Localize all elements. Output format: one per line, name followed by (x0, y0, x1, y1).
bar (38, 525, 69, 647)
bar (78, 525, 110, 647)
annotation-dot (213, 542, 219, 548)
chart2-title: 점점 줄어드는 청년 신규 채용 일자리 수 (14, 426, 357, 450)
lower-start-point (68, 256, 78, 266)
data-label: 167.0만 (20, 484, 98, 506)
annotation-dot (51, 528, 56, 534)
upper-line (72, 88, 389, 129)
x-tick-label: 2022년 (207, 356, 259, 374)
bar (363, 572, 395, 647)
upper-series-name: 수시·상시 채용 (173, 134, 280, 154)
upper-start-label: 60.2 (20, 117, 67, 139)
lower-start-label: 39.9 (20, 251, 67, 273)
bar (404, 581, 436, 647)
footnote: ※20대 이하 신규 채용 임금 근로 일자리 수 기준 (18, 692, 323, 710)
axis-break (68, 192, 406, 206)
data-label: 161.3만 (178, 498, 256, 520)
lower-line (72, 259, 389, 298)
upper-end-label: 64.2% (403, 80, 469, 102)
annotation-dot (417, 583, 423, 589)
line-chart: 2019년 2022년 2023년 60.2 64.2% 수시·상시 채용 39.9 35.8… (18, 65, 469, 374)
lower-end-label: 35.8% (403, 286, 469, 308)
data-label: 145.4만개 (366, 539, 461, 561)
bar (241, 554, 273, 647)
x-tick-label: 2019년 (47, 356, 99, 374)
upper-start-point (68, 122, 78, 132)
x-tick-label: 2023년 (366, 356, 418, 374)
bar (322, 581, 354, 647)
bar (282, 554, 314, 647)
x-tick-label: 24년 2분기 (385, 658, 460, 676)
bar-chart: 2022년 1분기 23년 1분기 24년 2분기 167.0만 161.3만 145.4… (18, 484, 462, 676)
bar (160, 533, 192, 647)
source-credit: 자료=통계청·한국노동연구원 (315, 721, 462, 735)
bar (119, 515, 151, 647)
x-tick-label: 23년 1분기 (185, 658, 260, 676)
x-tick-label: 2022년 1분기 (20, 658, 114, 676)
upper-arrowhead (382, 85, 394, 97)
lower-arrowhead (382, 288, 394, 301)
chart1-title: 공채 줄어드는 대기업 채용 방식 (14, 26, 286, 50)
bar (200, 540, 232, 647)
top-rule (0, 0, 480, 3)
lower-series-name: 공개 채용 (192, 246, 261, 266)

--------------------------------------------------

● TASK REQUIREMENTS
Rewrite these lines with "annotation-dot" changed to "highlight-dot" wherever it occurs, keeping everything else the same.

● TASK SOLUTION
Localize all elements. Output format: one per line, name followed by (x0, y0, x1, y1).
bar (38, 525, 69, 647)
bar (78, 525, 110, 647)
highlight-dot (213, 542, 219, 548)
chart2-title: 점점 줄어드는 청년 신규 채용 일자리 수 (14, 426, 357, 450)
lower-start-point (68, 256, 78, 266)
data-label: 167.0만 (20, 484, 98, 506)
highlight-dot (51, 528, 56, 534)
upper-line (72, 88, 389, 129)
x-tick-label: 2022년 (207, 356, 259, 374)
bar (363, 572, 395, 647)
upper-series-name: 수시·상시 채용 (173, 134, 280, 154)
upper-start-label: 60.2 (20, 117, 67, 139)
lower-start-label: 39.9 (20, 251, 67, 273)
bar (404, 581, 436, 647)
footnote: ※20대 이하 신규 채용 임금 근로 일자리 수 기준 (18, 692, 323, 710)
axis-break (68, 192, 406, 206)
data-label: 161.3만 (178, 498, 256, 520)
lower-line (72, 259, 389, 298)
upper-end-label: 64.2% (403, 80, 469, 102)
highlight-dot (417, 583, 423, 589)
line-chart: 2019년 2022년 2023년 60.2 64.2% 수시·상시 채용 39.9 35.8… (18, 65, 469, 374)
lower-end-label: 35.8% (403, 286, 469, 308)
data-label: 145.4만개 (366, 539, 461, 561)
bar (241, 554, 273, 647)
x-tick-label: 2019년 (47, 356, 99, 374)
upper-start-point (68, 122, 78, 132)
x-tick-label: 2023년 (366, 356, 418, 374)
bar (322, 581, 354, 647)
bar (282, 554, 314, 647)
x-tick-label: 24년 2분기 (385, 658, 460, 676)
bar-chart: 2022년 1분기 23년 1분기 24년 2분기 167.0만 161.3만 145.4… (18, 484, 462, 676)
bar (160, 533, 192, 647)
source-credit: 자료=통계청·한국노동연구원 (315, 721, 462, 735)
bar (119, 515, 151, 647)
x-tick-label: 23년 1분기 (185, 658, 260, 676)
x-tick-label: 2022년 1분기 (20, 658, 114, 676)
upper-arrowhead (382, 85, 394, 97)
lower-arrowhead (382, 288, 394, 301)
chart1-title: 공채 줄어드는 대기업 채용 방식 (14, 26, 286, 50)
bar (200, 540, 232, 647)
top-rule (0, 0, 480, 3)
lower-series-name: 공개 채용 (192, 246, 261, 266)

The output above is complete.